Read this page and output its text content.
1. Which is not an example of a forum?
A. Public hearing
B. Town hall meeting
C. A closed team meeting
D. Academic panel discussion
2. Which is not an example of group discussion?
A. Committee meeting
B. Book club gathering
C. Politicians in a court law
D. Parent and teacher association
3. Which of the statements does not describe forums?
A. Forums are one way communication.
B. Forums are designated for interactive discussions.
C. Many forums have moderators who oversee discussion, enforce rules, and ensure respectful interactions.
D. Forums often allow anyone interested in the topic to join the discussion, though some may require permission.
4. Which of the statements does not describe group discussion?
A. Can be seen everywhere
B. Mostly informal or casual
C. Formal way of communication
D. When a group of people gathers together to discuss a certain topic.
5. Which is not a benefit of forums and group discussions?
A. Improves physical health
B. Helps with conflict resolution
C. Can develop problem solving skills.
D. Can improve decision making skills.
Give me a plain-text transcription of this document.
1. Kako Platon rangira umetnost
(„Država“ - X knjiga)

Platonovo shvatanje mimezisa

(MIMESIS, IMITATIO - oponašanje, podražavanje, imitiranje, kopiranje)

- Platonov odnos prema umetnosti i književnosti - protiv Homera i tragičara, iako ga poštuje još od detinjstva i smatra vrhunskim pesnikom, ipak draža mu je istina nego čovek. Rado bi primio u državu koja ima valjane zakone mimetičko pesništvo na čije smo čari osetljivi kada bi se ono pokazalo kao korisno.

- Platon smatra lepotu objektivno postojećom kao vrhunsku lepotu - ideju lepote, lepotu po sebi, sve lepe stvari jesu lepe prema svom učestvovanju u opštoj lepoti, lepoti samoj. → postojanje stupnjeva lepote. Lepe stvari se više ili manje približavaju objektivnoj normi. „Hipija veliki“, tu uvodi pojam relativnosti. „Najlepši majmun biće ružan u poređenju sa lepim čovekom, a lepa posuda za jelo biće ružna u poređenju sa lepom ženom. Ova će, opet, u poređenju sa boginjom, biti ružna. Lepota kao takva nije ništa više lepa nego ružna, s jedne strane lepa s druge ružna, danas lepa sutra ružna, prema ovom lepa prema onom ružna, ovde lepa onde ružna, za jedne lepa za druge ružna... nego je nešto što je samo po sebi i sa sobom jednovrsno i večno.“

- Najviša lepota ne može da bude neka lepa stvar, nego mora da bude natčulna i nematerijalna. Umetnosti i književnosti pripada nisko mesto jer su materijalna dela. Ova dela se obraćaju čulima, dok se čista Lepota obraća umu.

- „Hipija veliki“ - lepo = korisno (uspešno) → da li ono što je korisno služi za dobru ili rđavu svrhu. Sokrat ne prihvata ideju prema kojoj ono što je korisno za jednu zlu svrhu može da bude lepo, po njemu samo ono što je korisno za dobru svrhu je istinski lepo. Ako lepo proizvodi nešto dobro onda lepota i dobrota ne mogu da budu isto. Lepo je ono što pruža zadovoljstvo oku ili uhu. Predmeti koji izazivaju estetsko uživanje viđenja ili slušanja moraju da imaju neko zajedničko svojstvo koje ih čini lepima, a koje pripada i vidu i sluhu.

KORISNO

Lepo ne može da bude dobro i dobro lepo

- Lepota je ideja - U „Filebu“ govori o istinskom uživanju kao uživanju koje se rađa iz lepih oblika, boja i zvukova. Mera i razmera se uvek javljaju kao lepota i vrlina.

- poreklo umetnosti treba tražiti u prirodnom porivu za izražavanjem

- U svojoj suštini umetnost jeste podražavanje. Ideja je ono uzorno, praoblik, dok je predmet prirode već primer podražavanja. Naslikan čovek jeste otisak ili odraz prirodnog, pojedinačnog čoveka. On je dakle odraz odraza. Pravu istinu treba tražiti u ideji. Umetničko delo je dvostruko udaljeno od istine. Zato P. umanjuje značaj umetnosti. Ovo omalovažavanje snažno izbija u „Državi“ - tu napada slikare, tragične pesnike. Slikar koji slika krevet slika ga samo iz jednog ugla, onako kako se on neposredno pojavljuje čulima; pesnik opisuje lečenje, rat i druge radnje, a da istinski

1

__Job__. Quote all the records. Keep every word exact.

__Complete output__.
Read this page and output its text content.
1. Which is not an example of a forum?
A. Public hearing
B. Town hall meeting
C. A closed team meeting
D. Academic panel discussion
2. Which is not an example of group discussion?
A. Committee meeting
B. Book club gathering
C. Politicians in a court law
D. Parent and teacher association
3. Which of the statements does not describe forums?
A. Forums are one way communication.
B. Forums are designated for interactive discussions.
C. Many forums have moderators who oversee discussion, enforce rules, and ensure respectful interactions.
D. Forums often allow anyone interested in the topic to join the discussion, though some may require permission.
4. Which of the statements does not describe group discussion?
A. Can be seen everywhere
B. Mostly informal or casual
C. Formal way of communication
D. When a group of people gathers together to discuss a certain topic.
5. Which is not a benefit of forums and group discussions?
A. Improves physical health
B. Helps with conflict resolution
C. Can develop problem solving skills.
D. Can improve decision making skills.
Give me a plain-text transcription of this document.
1. Kako Platon rangira umetnost
(„Država“ - X knjiga)

Platonovo shvatanje mimezisa

(MIMESIS, IMITATIO - oponašanje, podražavanje, imitiranje, kopiranje)

- Platonov odnos prema umetnosti i književnosti - protiv Homera i tragičara, iako ga poštuje još od detinjstva i smatra vrhunskim pesnikom, ipak draža mu je istina nego čovek. Rado bi primio u državu koja ima valjane zakone mimetičko pesništvo na čije smo čari osetljivi kada bi se ono pokazalo kao korisno.

- Platon smatra lepotu objektivno postojećom kao vrhunsku lepotu - ideju lepote, lepotu po sebi, sve lepe stvari jesu lepe prema svom učestvovanju u opštoj lepoti, lepoti samoj. → postojanje stupnjeva lepote. Lepe stvari se više ili manje približavaju objektivnoj normi. „Hipija veliki“, tu uvodi pojam relativnosti. „Najlepši majmun biće ružan u poređenju sa lepim čovekom, a lepa posuda za jelo biće ružna u poređenju sa lepom ženom. Ova će, opet, u poređenju sa boginjom, biti ružna. Lepota kao takva nije ništa više lepa nego ružna, s jedne strane lepa s druge ružna, danas lepa sutra ružna, prema ovom lepa prema onom ružna, ovde lepa onde ružna, za jedne lepa za druge ružna... nego je nešto što je samo po sebi i sa sobom jednovrsno i večno.“

- Najviša lepota ne može da bude neka lepa stvar, nego mora da bude natčulna i nematerijalna. Umetnosti i književnosti pripada nisko mesto jer su materijalna dela. Ova dela se obraćaju čulima, dok se čista Lepota obraća umu.

- „Hipija veliki“ - lepo = korisno (uspešno) → da li ono što je korisno služi za dobru ili rđavu svrhu. Sokrat ne prihvata ideju prema kojoj ono što je korisno za jednu zlu svrhu može da bude lepo, po njemu samo ono što je korisno za dobru svrhu je istinski lepo. Ako lepo proizvodi nešto dobro onda lepota i dobrota ne mogu da budu isto. Lepo je ono što pruža zadovoljstvo oku ili uhu. Predmeti koji izazivaju estetsko uživanje viđenja ili slušanja moraju da imaju neko zajedničko svojstvo koje ih čini lepima, a koje pripada i vidu i sluhu.

KORISNO

Lepo ne može da bude dobro i dobro lepo

- Lepota je ideja - U „Filebu“ govori o istinskom uživanju kao uživanju koje se rađa iz lepih oblika, boja i zvukova. Mera i razmera se uvek javljaju kao lepota i vrlina.

- poreklo umetnosti treba tražiti u prirodnom porivu za izražavanjem

- U svojoj suštini umetnost jeste podražavanje. Ideja je ono uzorno, praoblik, dok je predmet prirode već primer podražavanja. Naslikan čovek jeste otisak ili odraz prirodnog, pojedinačnog čoveka. On je dakle odraz odraza. Pravu istinu treba tražiti u ideji. Umetničko delo je dvostruko udaljeno od istine. Zato P. umanjuje značaj umetnosti. Ovo omalovažavanje snažno izbija u „Državi“ - tu napada slikare, tragične pesnike. Slikar koji slika krevet slika ga samo iz jednog ugla, onako kako se on neposredno pojavljuje čulima; pesnik opisuje lečenje, rat i druge radnje, a da istinski

1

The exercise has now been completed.